■ **Required work**:
Locate the string "icon" throughout the material and copy every line in which it occurs.

* START *

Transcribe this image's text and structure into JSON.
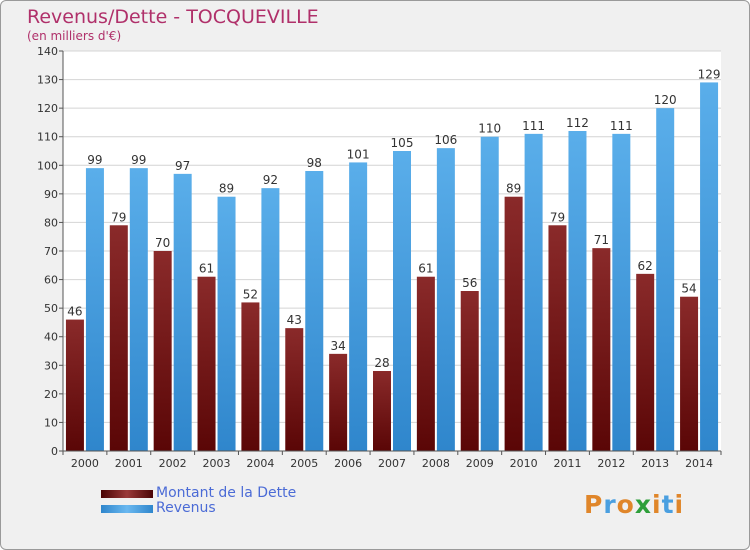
{
  "header": {
    "title": "Revenus/Dette - TOCQUEVILLE",
    "subtitle": "(en milliers d'€)"
  },
  "colors": {
    "debt": "#7a1616",
    "revenue": "#4a9fe0",
    "title": "#b0306a",
    "legend_text": "#4b6bd6"
  },
  "chart_data": {
    "type": "bar",
    "categories": [
      "2000",
      "2001",
      "2002",
      "2003",
      "2004",
      "2005",
      "2006",
      "2007",
      "2008",
      "2009",
      "2010",
      "2011",
      "2012",
      "2013",
      "2014"
    ],
    "series": [
      {
        "name": "Montant de la Dette",
        "values": [
          46,
          79,
          70,
          61,
          52,
          43,
          34,
          28,
          61,
          56,
          89,
          79,
          71,
          62,
          54
        ]
      },
      {
        "name": "Revenus",
        "values": [
          99,
          99,
          97,
          89,
          92,
          98,
          101,
          105,
          106,
          110,
          111,
          112,
          111,
          120,
          129
        ]
      }
    ],
    "ylim": [
      0,
      140
    ],
    "yticks": [
      0,
      10,
      20,
      30,
      40,
      50,
      60,
      70,
      80,
      90,
      100,
      110,
      120,
      130,
      140
    ],
    "grid": true,
    "legend_position": "bottom-left"
  },
  "legend": {
    "items": [
      {
        "label": "Montant de la Dette",
        "icon": "debt-swatch"
      },
      {
        "label": "Revenus",
        "icon": "revenue-swatch"
      }
    ]
  },
  "logo": {
    "letters": [
      "P",
      "r",
      "o",
      "x",
      "i",
      "t",
      "i"
    ],
    "colors": [
      "#e0862a",
      "#4a9fe0",
      "#e0862a",
      "#2e9f3a",
      "#e0862a",
      "#4a9fe0",
      "#e0862a"
    ]
  }
}
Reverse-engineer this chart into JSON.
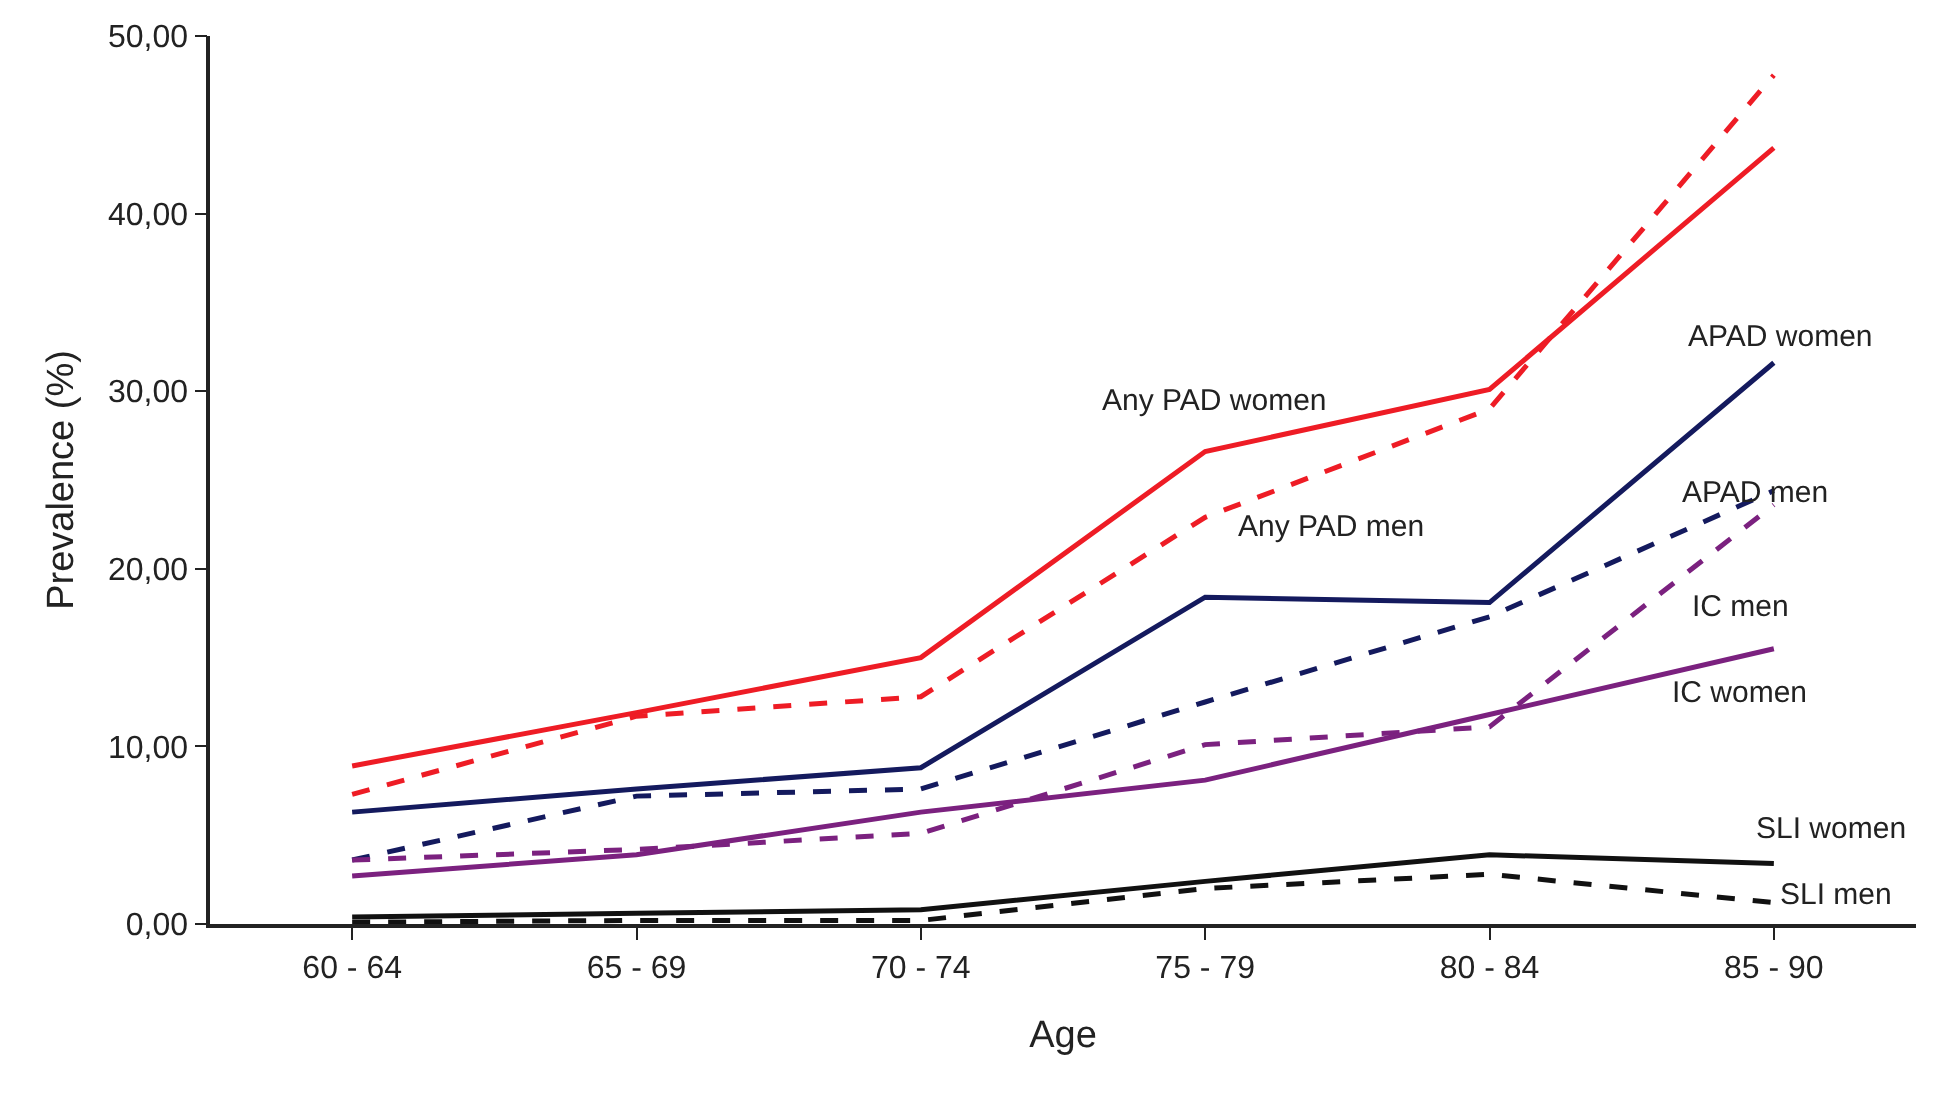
{
  "chart_data": {
    "type": "line",
    "xlabel": "Age",
    "ylabel": "Prevalence (%)",
    "categories": [
      "60 - 64",
      "65 - 69",
      "70 - 74",
      "75 - 79",
      "80 - 84",
      "85 - 90"
    ],
    "series": [
      {
        "color": "#ee1c25",
        "line_style": "solid",
        "values": [
          8.9,
          11.9,
          15.0,
          26.6,
          30.1,
          43.7
        ]
      },
      {
        "color": "#ee1c25",
        "line_style": "dashed",
        "values": [
          7.3,
          11.7,
          12.8,
          22.9,
          29.0,
          47.8
        ]
      },
      {
        "color": "#141a5e",
        "line_style": "solid",
        "values": [
          6.3,
          7.6,
          8.8,
          18.4,
          18.1,
          31.6
        ]
      },
      {
        "color": "#141a5e",
        "line_style": "dashed",
        "values": [
          3.6,
          7.2,
          7.6,
          12.5,
          17.3,
          24.4
        ]
      },
      {
        "color": "#7b217f",
        "line_style": "dashed",
        "values": [
          3.6,
          4.2,
          5.1,
          10.1,
          11.1,
          23.6
        ]
      },
      {
        "color": "#7b217f",
        "line_style": "solid",
        "values": [
          2.7,
          3.9,
          6.3,
          8.1,
          11.8,
          15.5
        ]
      },
      {
        "color": "#111111",
        "line_style": "solid",
        "values": [
          0.4,
          0.6,
          0.8,
          2.4,
          3.9,
          3.4
        ]
      },
      {
        "color": "#111111",
        "line_style": "dashed",
        "values": [
          0.1,
          0.2,
          0.2,
          2.0,
          2.8,
          1.2
        ]
      }
    ],
    "annotations": [
      "Any PAD women",
      "Any PAD men",
      "APAD women",
      "APAD men",
      "IC men",
      "IC women",
      "SLI women",
      "SLI men"
    ],
    "ylim": [
      0,
      50
    ],
    "yticks": [
      {
        "value": 0,
        "label": "0,00"
      },
      {
        "value": 10,
        "label": "10,00"
      },
      {
        "value": 20,
        "label": "20,00"
      },
      {
        "value": 30,
        "label": "30,00"
      },
      {
        "value": 40,
        "label": "40,00"
      },
      {
        "value": 50,
        "label": "50,00"
      }
    ],
    "grid": false,
    "marker": "none"
  }
}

* END *

■ **The solution**:
        "icon": "debt-swatch"
        "icon": "revenue-swatch"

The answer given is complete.